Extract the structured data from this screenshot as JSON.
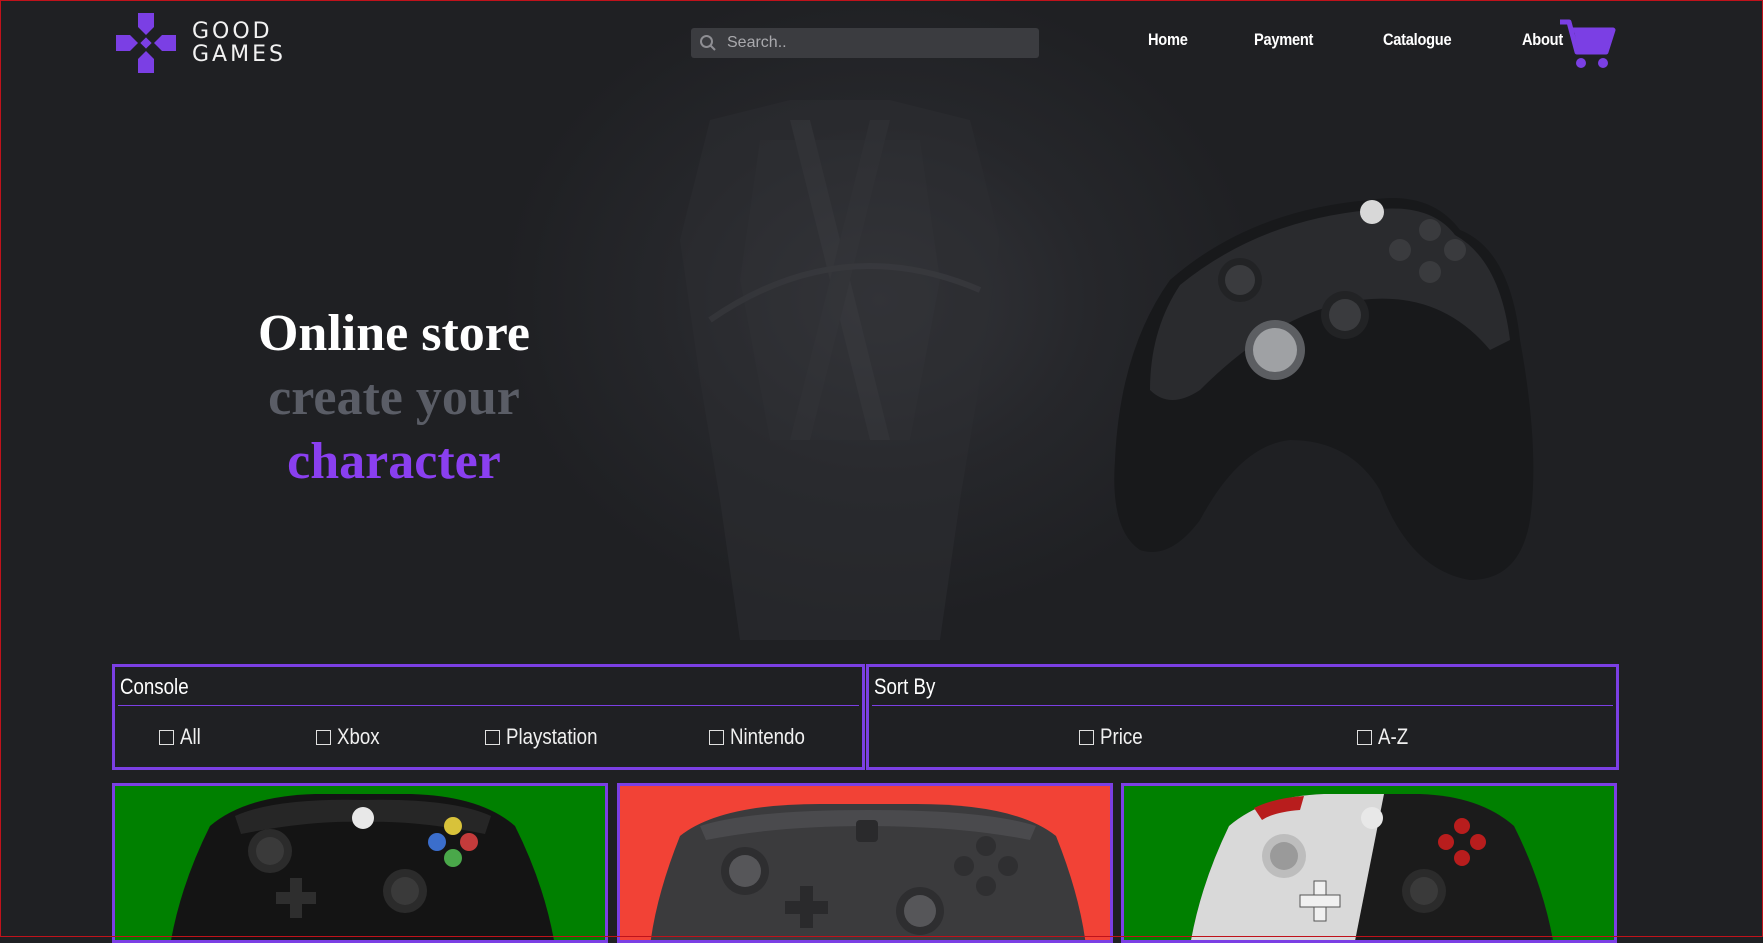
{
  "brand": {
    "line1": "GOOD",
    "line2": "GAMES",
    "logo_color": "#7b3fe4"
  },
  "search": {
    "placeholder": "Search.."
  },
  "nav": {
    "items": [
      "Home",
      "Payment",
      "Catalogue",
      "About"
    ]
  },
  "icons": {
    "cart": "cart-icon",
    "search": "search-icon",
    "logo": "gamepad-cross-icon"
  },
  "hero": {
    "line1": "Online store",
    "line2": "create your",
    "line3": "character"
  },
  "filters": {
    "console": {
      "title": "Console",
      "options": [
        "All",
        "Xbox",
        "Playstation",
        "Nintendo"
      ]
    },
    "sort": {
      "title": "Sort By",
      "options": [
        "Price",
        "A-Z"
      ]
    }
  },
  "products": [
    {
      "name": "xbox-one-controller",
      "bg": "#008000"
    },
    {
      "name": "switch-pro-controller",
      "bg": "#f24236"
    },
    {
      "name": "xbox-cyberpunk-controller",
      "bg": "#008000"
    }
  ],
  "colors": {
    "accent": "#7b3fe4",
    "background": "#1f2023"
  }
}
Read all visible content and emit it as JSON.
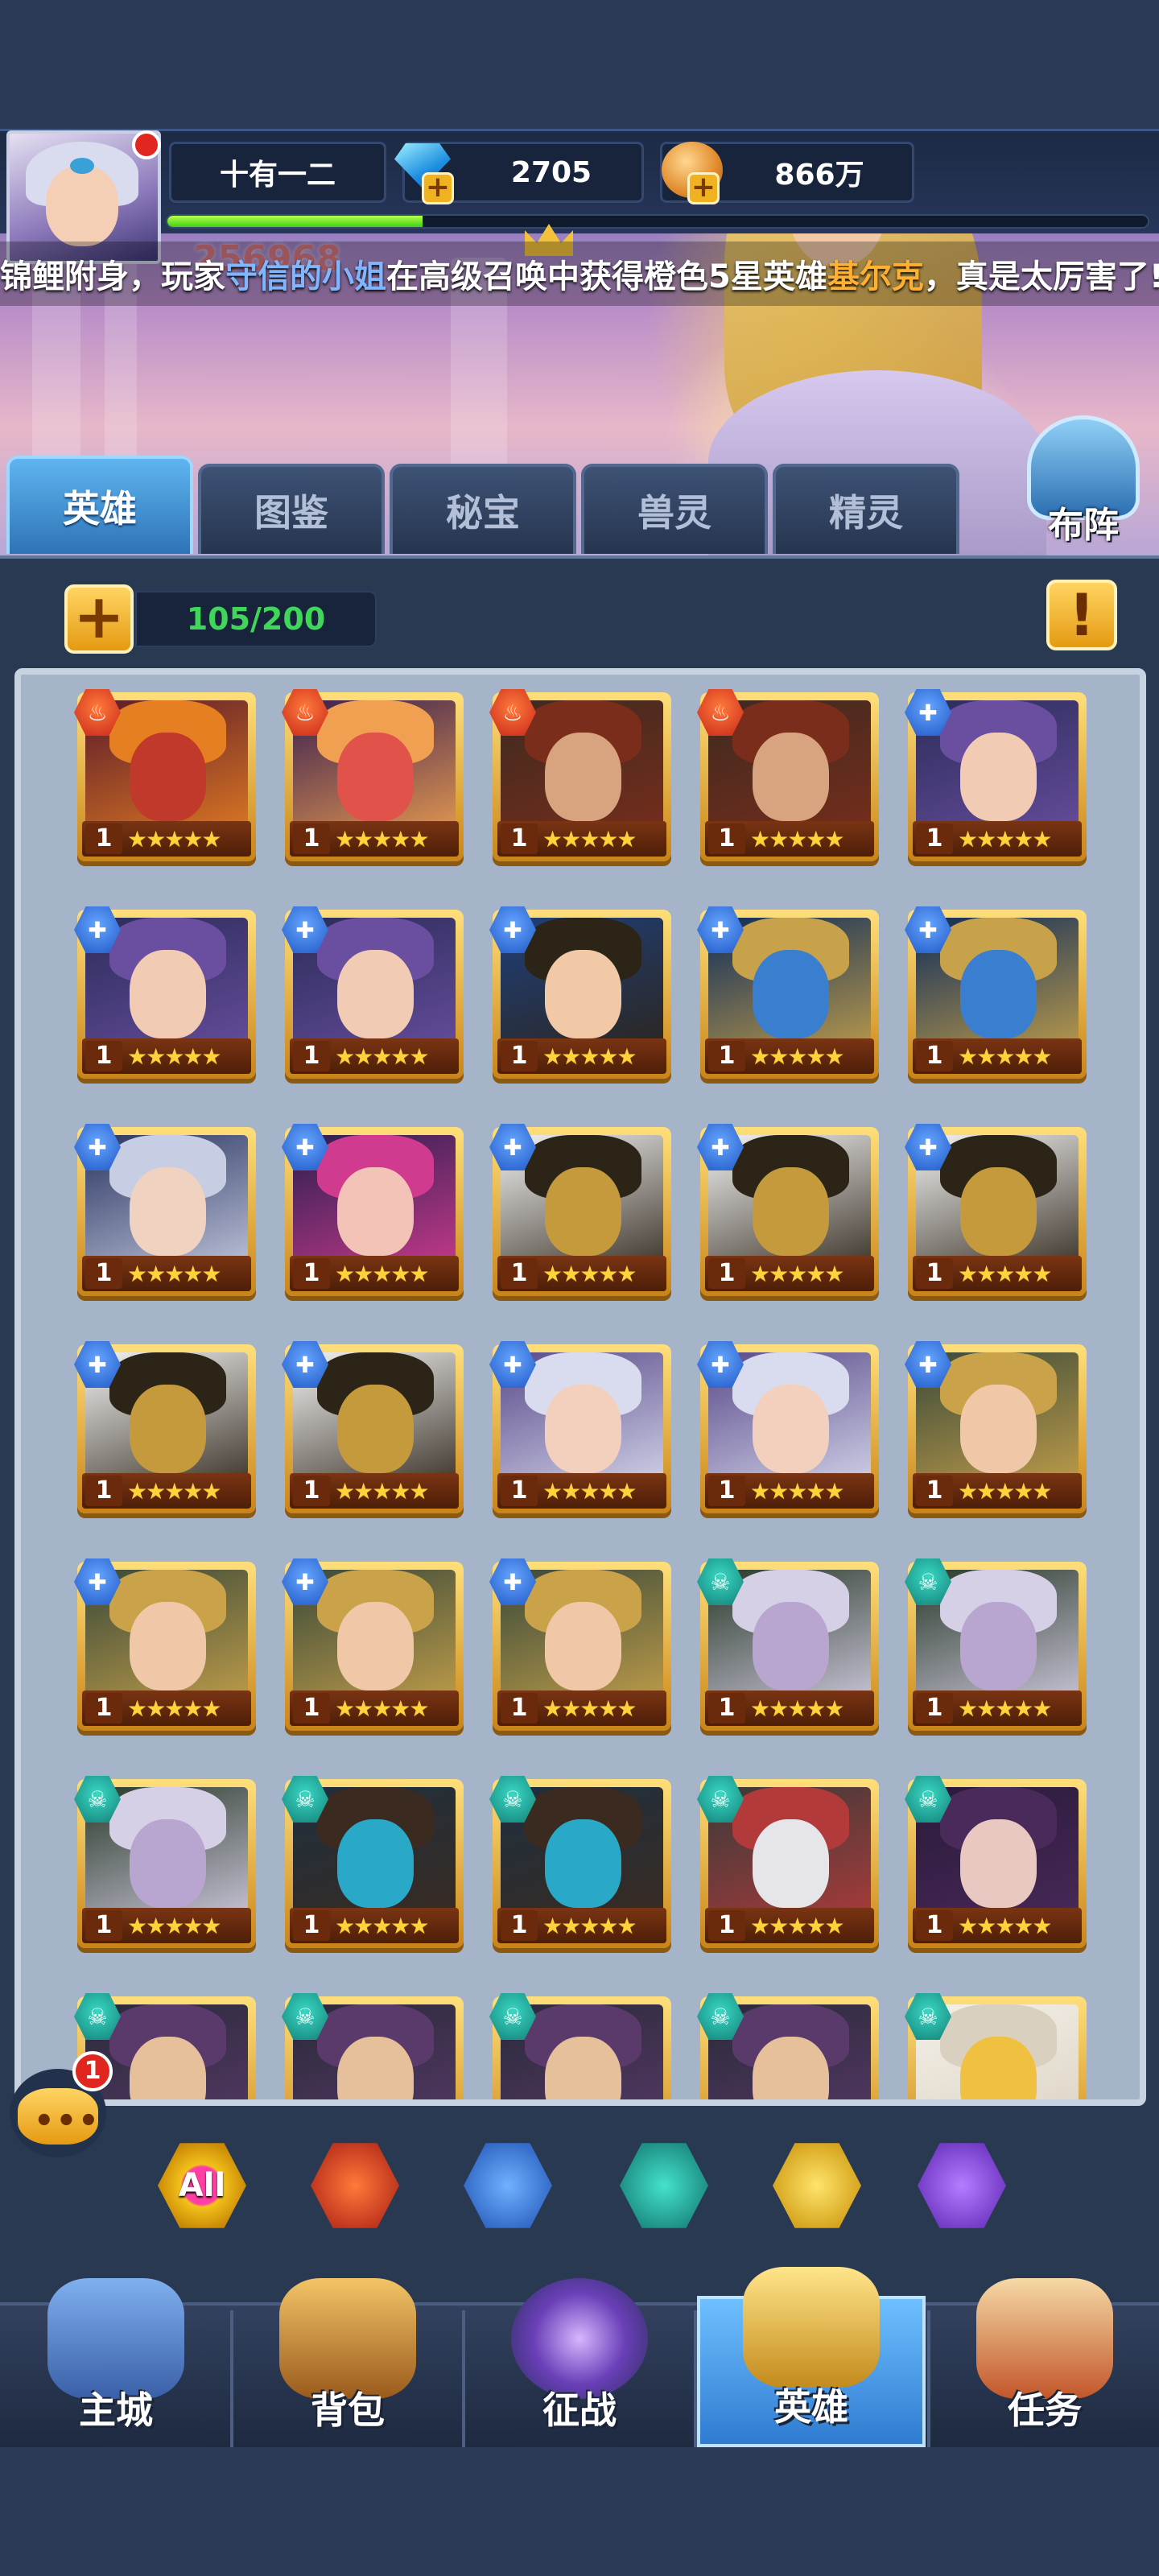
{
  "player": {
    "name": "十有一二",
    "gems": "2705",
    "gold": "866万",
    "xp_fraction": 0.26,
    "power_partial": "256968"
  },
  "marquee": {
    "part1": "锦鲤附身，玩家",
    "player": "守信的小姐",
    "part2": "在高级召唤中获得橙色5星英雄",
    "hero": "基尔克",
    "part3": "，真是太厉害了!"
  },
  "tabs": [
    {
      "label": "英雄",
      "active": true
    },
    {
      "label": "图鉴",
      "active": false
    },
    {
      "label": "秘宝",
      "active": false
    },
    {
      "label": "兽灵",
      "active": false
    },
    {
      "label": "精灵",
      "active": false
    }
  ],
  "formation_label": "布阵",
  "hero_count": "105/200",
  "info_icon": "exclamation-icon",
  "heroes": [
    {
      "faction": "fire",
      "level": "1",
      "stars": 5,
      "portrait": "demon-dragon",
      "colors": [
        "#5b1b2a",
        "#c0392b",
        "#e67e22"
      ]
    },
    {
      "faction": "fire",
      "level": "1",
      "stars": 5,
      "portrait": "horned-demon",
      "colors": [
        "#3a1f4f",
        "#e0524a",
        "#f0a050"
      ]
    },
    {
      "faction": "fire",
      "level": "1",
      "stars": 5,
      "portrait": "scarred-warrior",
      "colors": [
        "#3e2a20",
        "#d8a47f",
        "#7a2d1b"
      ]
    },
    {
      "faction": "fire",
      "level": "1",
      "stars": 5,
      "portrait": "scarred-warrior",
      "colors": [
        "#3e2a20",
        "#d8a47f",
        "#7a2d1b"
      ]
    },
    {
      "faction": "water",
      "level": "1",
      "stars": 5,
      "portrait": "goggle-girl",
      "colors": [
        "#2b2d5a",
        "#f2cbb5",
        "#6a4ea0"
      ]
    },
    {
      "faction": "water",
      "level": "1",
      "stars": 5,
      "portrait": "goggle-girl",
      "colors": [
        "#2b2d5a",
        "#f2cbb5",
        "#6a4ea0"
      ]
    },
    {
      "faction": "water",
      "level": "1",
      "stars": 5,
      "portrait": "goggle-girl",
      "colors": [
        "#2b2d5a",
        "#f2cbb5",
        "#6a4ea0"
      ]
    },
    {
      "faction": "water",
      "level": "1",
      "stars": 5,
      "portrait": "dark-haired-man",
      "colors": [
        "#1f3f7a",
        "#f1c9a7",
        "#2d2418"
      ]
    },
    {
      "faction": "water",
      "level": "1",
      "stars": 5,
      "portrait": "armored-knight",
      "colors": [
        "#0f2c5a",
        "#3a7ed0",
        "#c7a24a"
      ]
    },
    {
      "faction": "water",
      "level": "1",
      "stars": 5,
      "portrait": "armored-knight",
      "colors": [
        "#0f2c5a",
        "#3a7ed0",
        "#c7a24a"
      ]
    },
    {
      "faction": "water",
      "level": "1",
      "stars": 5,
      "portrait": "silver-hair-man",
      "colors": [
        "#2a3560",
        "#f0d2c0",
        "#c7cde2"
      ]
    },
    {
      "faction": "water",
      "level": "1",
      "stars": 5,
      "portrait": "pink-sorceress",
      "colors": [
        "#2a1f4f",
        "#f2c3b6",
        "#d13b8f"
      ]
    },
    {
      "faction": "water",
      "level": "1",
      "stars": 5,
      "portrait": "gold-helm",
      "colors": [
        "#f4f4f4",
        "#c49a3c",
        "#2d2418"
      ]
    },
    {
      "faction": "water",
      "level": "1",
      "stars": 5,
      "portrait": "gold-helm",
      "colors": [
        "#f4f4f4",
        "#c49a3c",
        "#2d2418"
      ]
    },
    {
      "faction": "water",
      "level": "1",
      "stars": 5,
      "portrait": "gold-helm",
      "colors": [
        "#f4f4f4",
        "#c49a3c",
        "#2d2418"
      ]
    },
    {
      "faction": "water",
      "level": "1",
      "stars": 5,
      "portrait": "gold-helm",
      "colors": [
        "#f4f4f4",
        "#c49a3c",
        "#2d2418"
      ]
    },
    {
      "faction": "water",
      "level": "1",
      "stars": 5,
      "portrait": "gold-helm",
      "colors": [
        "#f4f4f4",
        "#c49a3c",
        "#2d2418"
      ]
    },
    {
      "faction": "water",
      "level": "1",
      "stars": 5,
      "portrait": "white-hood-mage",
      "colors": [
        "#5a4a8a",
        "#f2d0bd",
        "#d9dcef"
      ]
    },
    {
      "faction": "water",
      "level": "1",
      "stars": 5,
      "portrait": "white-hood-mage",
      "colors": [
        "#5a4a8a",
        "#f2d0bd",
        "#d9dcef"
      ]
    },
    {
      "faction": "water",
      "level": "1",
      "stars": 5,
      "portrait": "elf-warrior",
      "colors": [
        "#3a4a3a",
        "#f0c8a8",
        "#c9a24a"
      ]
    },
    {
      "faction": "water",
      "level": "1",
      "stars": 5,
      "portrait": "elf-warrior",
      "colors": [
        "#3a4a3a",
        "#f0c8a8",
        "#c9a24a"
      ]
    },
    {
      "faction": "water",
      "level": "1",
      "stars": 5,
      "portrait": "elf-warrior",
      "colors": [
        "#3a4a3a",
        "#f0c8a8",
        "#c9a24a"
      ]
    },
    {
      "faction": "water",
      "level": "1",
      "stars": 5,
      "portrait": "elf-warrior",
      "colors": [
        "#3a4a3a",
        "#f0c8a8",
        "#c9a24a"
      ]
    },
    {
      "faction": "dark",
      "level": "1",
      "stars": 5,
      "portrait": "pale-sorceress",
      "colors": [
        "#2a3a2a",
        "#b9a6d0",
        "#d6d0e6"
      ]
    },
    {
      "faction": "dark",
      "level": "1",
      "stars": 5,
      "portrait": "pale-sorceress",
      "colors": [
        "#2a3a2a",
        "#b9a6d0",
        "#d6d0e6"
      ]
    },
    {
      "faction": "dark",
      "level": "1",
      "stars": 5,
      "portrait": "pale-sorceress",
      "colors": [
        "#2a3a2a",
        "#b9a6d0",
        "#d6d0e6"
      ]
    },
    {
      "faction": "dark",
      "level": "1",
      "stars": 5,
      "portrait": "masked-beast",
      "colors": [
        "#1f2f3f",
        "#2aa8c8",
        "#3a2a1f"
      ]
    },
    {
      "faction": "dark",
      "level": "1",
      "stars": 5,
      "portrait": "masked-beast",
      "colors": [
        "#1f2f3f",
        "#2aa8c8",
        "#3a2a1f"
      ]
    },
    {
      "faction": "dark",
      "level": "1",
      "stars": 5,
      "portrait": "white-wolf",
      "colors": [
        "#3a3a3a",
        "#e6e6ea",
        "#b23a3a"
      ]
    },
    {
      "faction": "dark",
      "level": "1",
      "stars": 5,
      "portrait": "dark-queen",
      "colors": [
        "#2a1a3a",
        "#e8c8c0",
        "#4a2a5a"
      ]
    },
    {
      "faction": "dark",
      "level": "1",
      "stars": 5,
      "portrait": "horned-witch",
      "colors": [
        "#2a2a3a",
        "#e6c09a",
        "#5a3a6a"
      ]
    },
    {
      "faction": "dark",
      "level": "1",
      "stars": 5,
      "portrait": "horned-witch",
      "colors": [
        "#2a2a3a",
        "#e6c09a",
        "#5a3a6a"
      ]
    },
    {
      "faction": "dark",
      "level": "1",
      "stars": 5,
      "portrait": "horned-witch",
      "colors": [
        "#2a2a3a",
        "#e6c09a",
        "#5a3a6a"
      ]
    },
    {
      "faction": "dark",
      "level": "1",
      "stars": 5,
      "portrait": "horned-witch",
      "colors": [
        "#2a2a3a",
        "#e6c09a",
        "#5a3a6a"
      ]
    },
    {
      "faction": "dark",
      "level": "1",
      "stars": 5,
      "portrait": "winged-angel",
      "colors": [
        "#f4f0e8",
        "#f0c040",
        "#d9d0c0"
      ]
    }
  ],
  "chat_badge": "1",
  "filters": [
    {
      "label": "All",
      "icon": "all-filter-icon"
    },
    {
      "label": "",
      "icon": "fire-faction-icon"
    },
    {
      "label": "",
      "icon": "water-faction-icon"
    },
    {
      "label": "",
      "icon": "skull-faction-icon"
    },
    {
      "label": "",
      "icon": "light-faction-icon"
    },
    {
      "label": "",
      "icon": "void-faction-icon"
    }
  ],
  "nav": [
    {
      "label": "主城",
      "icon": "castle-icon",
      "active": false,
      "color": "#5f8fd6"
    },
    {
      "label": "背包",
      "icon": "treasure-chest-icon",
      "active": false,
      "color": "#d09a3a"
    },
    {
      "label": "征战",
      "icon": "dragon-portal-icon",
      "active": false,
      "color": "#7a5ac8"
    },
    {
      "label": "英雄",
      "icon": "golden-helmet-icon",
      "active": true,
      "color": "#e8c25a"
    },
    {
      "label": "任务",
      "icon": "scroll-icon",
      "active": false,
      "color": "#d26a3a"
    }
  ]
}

EXERCISE INSTRUCTIONS: Each line above that includes "JSON" counts once; state the total and nothing more.

RESULT OF THE TASK: 2